### Task
For each line below that contains the string "JSON", copy that line.

### Input records
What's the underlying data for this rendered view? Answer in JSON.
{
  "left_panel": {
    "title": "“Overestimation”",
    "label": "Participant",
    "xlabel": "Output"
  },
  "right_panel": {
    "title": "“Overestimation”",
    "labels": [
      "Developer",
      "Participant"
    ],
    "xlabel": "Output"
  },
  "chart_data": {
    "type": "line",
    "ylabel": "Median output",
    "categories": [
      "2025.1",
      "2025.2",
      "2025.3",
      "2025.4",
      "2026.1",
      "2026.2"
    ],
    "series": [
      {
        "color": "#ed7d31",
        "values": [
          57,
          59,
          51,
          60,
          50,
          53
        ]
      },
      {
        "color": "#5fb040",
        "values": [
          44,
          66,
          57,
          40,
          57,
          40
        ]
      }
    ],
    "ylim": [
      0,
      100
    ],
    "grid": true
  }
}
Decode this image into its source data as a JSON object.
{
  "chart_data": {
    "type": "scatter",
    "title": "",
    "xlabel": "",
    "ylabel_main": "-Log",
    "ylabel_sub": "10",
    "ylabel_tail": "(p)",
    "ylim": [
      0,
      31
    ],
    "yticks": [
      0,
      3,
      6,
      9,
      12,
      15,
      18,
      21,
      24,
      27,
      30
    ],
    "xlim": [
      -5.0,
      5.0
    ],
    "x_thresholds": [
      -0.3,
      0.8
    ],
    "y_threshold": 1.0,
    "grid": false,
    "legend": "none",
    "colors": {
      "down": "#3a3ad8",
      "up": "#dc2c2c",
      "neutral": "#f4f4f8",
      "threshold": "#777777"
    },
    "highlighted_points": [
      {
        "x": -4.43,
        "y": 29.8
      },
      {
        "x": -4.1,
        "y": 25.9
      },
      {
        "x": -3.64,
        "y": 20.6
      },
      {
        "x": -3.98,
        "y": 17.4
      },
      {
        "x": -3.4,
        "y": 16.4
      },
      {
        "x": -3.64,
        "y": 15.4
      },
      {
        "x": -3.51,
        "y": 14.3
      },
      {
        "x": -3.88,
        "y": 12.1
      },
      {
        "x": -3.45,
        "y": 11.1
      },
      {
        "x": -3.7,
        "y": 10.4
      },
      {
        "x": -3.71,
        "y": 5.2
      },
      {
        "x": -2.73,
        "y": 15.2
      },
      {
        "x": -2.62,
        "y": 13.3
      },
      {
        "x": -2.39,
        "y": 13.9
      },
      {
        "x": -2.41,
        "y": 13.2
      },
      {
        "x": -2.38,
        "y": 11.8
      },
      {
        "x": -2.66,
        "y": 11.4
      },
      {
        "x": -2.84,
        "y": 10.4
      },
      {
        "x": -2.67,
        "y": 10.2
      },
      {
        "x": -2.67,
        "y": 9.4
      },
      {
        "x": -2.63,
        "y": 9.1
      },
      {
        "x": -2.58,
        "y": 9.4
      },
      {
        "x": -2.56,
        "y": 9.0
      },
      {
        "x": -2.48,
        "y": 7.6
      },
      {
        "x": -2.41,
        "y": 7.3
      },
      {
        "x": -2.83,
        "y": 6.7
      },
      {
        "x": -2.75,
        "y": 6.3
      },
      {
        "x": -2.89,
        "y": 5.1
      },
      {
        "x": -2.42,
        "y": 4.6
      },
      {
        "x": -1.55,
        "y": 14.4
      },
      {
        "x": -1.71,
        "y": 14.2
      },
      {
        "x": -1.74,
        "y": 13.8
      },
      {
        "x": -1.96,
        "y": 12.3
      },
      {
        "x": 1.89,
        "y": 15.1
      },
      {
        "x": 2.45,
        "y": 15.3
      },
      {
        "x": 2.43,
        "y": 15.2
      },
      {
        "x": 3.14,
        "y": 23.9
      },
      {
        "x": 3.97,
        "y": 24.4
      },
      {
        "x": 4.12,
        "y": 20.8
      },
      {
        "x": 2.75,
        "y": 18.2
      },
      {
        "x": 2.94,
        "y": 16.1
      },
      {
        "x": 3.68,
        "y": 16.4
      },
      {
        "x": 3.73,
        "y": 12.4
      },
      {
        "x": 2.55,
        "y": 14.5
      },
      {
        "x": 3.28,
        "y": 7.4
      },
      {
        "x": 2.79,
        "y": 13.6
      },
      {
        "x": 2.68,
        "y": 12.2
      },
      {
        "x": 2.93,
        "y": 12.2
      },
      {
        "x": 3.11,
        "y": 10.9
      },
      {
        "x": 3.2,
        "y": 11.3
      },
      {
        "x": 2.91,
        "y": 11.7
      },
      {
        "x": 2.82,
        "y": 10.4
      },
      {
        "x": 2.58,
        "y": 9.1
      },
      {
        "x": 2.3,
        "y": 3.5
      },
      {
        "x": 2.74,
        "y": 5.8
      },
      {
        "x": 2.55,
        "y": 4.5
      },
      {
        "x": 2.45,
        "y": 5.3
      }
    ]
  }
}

### The solution
What's the underlying data for this rendered view? Answer in JSON.
Decode this image into its source data as a JSON object.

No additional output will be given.